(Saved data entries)
'''

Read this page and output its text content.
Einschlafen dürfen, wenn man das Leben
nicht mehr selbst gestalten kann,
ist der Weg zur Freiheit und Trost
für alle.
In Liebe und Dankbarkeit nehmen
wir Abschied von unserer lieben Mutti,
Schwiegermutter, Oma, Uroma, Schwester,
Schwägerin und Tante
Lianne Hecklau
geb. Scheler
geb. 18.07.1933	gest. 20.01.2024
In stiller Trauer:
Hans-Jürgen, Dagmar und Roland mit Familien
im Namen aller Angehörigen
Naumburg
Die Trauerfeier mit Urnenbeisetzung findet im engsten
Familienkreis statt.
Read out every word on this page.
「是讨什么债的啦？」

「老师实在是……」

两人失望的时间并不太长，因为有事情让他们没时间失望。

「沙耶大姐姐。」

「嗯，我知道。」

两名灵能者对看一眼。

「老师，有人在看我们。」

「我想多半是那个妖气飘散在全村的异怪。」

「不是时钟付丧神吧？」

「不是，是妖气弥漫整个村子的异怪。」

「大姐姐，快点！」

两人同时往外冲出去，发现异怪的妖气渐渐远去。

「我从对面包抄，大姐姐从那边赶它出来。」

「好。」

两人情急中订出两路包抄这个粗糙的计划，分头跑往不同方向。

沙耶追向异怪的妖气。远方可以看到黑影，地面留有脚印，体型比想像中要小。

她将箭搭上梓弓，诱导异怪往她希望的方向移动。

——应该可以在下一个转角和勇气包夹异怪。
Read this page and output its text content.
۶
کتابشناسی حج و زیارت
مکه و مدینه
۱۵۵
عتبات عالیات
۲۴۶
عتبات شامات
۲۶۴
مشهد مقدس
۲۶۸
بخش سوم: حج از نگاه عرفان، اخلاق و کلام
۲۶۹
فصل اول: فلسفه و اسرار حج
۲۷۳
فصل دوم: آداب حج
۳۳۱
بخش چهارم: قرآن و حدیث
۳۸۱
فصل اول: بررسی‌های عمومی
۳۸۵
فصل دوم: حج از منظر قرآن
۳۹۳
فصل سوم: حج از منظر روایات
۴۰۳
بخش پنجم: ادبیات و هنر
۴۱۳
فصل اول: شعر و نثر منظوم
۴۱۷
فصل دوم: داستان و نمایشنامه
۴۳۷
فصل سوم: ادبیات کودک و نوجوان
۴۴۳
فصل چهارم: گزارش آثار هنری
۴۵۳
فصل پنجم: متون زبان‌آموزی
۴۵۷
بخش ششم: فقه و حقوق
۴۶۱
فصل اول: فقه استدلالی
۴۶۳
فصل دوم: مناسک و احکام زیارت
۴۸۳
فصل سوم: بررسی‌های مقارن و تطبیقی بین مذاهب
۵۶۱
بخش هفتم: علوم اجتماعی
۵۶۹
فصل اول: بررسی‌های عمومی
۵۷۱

'''

EXERCISE DETAILS =>
Write out the whole listing again. Match it word for word.

OUTPUT BELOW =>
Read this page and output its text content.
Einschlafen dürfen, wenn man das Leben
nicht mehr selbst gestalten kann,
ist der Weg zur Freiheit und Trost
für alle.
In Liebe und Dankbarkeit nehmen
wir Abschied von unserer lieben Mutti,
Schwiegermutter, Oma, Uroma, Schwester,
Schwägerin und Tante
Lianne Hecklau
geb. Scheler
geb. 18.07.1933	gest. 20.01.2024
In stiller Trauer:
Hans-Jürgen, Dagmar und Roland mit Familien
im Namen aller Angehörigen
Naumburg
Die Trauerfeier mit Urnenbeisetzung findet im engsten
Familienkreis statt.
Read out every word on this page.
「是讨什么债的啦？」

「老师实在是……」

两人失望的时间并不太长，因为有事情让他们没时间失望。

「沙耶大姐姐。」

「嗯，我知道。」

两名灵能者对看一眼。

「老师，有人在看我们。」

「我想多半是那个妖气飘散在全村的异怪。」

「不是时钟付丧神吧？」

「不是，是妖气弥漫整个村子的异怪。」

「大姐姐，快点！」

两人同时往外冲出去，发现异怪的妖气渐渐远去。

「我从对面包抄，大姐姐从那边赶它出来。」

「好。」

两人情急中订出两路包抄这个粗糙的计划，分头跑往不同方向。

沙耶追向异怪的妖气。远方可以看到黑影，地面留有脚印，体型比想像中要小。

她将箭搭上梓弓，诱导异怪往她希望的方向移动。

——应该可以在下一个转角和勇气包夹异怪。
Read this page and output its text content.
۶
کتابشناسی حج و زیارت
مکه و مدینه
۱۵۵
عتبات عالیات
۲۴۶
عتبات شامات
۲۶۴
مشهد مقدس
۲۶۸
بخش سوم: حج از نگاه عرفان، اخلاق و کلام
۲۶۹
فصل اول: فلسفه و اسرار حج
۲۷۳
فصل دوم: آداب حج
۳۳۱
بخش چهارم: قرآن و حدیث
۳۸۱
فصل اول: بررسی‌های عمومی
۳۸۵
فصل دوم: حج از منظر قرآن
۳۹۳
فصل سوم: حج از منظر روایات
۴۰۳
بخش پنجم: ادبیات و هنر
۴۱۳
فصل اول: شعر و نثر منظوم
۴۱۷
فصل دوم: داستان و نمایشنامه
۴۳۷
فصل سوم: ادبیات کودک و نوجوان
۴۴۳
فصل چهارم: گزارش آثار هنری
۴۵۳
فصل پنجم: متون زبان‌آموزی
۴۵۷
بخش ششم: فقه و حقوق
۴۶۱
فصل اول: فقه استدلالی
۴۶۳
فصل دوم: مناسک و احکام زیارت
۴۸۳
فصل سوم: بررسی‌های مقارن و تطبیقی بین مذاهب
۵۶۱
بخش هفتم: علوم اجتماعی
۵۶۹
فصل اول: بررسی‌های عمومی
۵۷۱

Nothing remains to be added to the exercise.